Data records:
=====

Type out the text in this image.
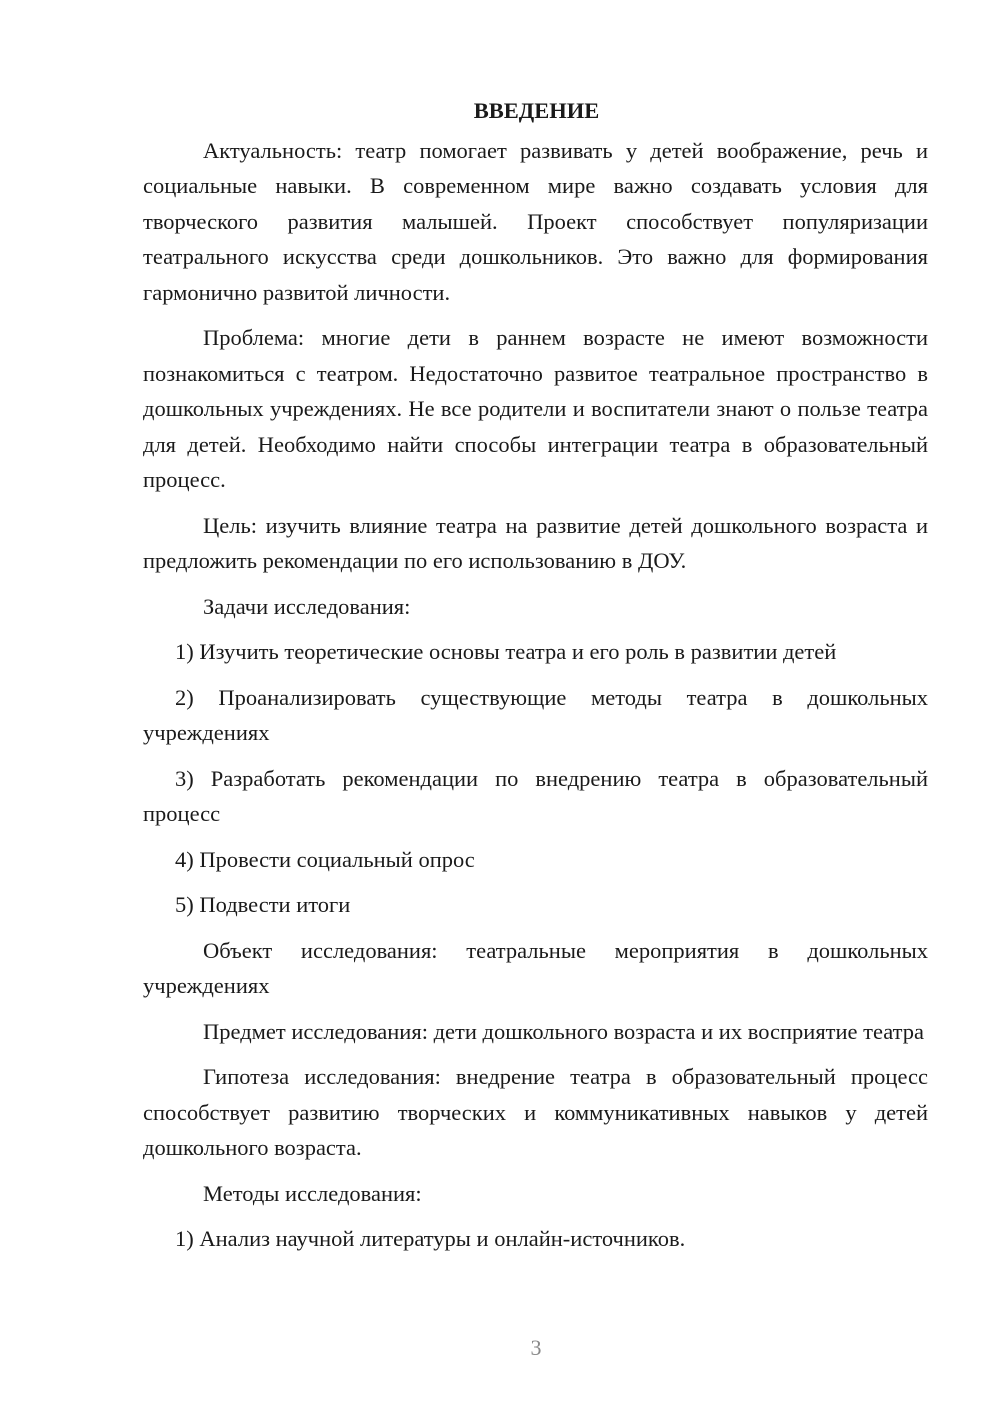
ВВЕДЕНИЕ

Актуальность: театр помогает развивать у детей воображение, речь и социальные навыки. В современном мире важно создавать условия для творческого развития малышей. Проект способствует популяризации театрального искусства среди дошкольников. Это важно для формирования гармонично развитой личности.

Проблема: многие дети в раннем возрасте не имеют возможности познакомиться с театром. Недостаточно развитое театральное пространство в дошкольных учреждениях. Не все родители и воспитатели знают о пользе театра для детей. Необходимо найти способы интеграции театра в образовательный процесс.

Цель: изучить влияние театра на развитие детей дошкольного возраста и предложить рекомендации по его использованию в ДОУ.

Задачи исследования:

1) Изучить теоретические основы театра и его роль в развитии детей

2) Проанализировать существующие методы театра в дошкольных учреждениях

3) Разработать рекомендации по внедрению театра в образовательный процесс

4) Провести социальный опрос

5) Подвести итоги

Объект исследования: театральные мероприятия в дошкольных учреждениях

Предмет исследования: дети дошкольного возраста и их восприятие театра

Гипотеза исследования: внедрение театра в образовательный процесс способствует развитию творческих и коммуникативных навыков у детей дошкольного возраста.

Методы исследования:

1) Анализ научной литературы и онлайн-источников.

3
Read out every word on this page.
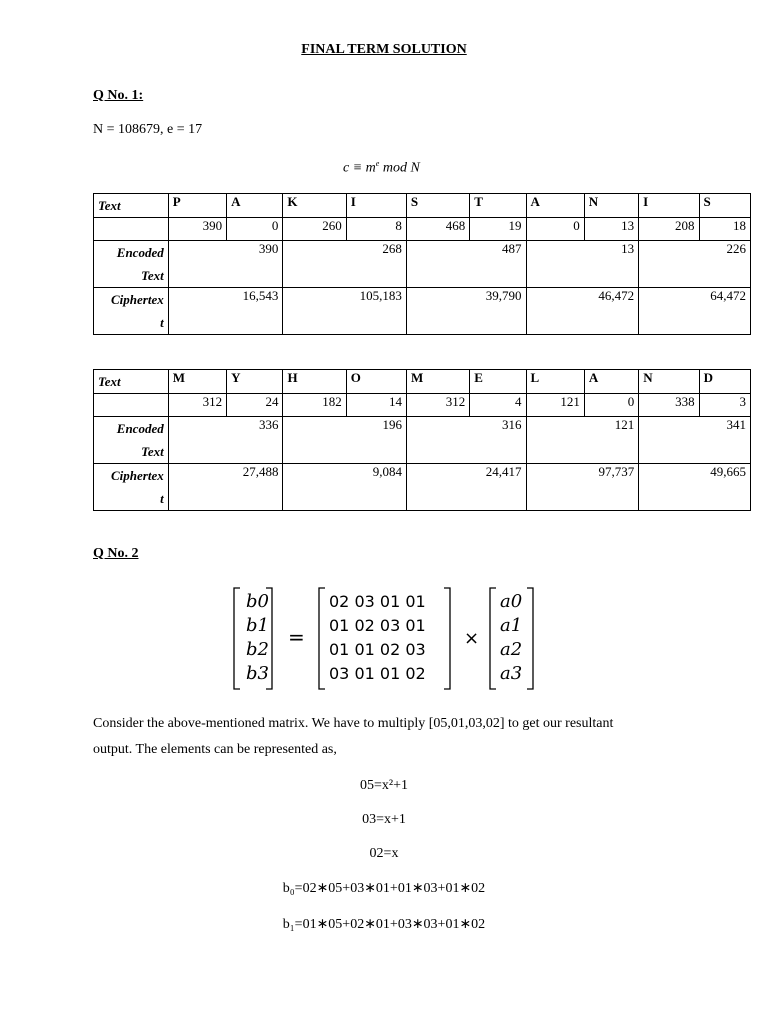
FINAL TERM SOLUTION
Q No. 1:
N = 108679, e = 17
$c \equiv m^e$ mod N
Text	P	A	K	I	S	T	A	N	I	S
	390	0	260	8	468	19	0	13	208	18
Encoded
Text	390		268		487		13		226	
Ciphertex
t	16,543		105,183		39,790		46,472		64,472	
Text	M	Y	H	O	M	E	L	A	N	D
	312	24	182	14	312	4	121	0	338	3
Encoded
Text	336		196		316		121		341	
Ciphertex
t	27,488		9,084		24,417		97,737		49,665	
Q No. 2
b0
b1
b2
b3
=
02 03 01 01
01 02 03 01
01 01 02 03
03 01 01 02
×
a0
a1
a2
a3
Consider the above-mentioned matrix. We have to multiply [05,01,03,02] to get our resultant
output. The elements can be represented as,
05=x²+1
03=x+1
02=x
b₀=02∗05+03∗01+01∗03+01∗02
b₁=01∗05+02∗01+03∗03+01∗02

=====

_Task description_. Collect the lines of the records that include the string "рекомендации".

_Solution to this task_.
Цель: изучить влияние театра на развитие детей дошкольного возраста и предложить рекомендации по его использованию в ДОУ.
3) Разработать рекомендации по внедрению театра в образовательный процесс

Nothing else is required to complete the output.